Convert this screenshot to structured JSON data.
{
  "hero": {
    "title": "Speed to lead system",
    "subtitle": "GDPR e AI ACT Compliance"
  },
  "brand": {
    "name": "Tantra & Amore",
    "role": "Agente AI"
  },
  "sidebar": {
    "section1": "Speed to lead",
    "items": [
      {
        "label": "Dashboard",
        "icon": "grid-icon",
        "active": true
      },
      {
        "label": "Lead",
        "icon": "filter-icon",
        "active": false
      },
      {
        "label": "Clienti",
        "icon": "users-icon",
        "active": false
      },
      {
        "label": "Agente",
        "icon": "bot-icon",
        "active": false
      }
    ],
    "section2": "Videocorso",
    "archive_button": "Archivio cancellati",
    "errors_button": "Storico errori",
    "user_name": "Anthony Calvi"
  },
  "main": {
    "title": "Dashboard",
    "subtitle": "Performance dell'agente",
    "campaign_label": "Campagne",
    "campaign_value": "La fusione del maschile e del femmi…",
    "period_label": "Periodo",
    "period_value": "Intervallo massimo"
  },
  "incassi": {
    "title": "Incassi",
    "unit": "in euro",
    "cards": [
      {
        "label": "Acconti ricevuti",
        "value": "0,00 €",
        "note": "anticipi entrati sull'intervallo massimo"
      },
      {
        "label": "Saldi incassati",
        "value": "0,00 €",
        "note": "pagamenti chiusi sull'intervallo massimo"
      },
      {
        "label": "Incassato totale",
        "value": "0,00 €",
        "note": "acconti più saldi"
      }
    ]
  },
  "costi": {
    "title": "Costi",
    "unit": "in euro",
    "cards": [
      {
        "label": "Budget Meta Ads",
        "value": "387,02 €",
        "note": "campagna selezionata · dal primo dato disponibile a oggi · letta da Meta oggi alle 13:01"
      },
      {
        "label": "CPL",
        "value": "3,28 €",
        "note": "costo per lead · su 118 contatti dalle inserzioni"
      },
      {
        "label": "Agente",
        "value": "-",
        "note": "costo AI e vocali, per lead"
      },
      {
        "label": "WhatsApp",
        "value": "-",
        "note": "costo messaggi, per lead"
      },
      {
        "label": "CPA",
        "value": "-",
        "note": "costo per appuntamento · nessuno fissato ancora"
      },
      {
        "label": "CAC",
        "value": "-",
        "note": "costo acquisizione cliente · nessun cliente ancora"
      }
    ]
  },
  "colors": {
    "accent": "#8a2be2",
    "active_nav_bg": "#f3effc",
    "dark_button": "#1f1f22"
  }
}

**Set task**:
Using the listing above, pick out each line that contains the word "massimo", then copy it.

**Written response**:
    "period_value": "Intervallo massimo"
        "note": "anticipi entrati sull'intervallo massimo"
        "note": "pagamenti chiusi sull'intervallo massimo"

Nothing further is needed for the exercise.